[Dataset records]
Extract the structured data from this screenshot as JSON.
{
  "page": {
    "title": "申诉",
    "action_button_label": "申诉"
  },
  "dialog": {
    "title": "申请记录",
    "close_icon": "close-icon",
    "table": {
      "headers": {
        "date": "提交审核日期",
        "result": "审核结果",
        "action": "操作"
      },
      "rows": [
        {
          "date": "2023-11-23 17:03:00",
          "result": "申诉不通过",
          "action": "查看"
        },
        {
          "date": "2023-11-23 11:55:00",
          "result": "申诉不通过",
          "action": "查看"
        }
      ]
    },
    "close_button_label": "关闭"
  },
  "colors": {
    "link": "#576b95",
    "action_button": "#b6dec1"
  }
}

▶ _TASK OBJECTIVE_: Exactly reproduce every line of the data above.

▶ _RESULT OF THE EXERCISE_:
Extract the structured data from this screenshot as JSON.
{
  "page": {
    "title": "申诉",
    "action_button_label": "申诉"
  },
  "dialog": {
    "title": "申请记录",
    "close_icon": "close-icon",
    "table": {
      "headers": {
        "date": "提交审核日期",
        "result": "审核结果",
        "action": "操作"
      },
      "rows": [
        {
          "date": "2023-11-23 17:03:00",
          "result": "申诉不通过",
          "action": "查看"
        },
        {
          "date": "2023-11-23 11:55:00",
          "result": "申诉不通过",
          "action": "查看"
        }
      ]
    },
    "close_button_label": "关闭"
  },
  "colors": {
    "link": "#576b95",
    "action_button": "#b6dec1"
  }
}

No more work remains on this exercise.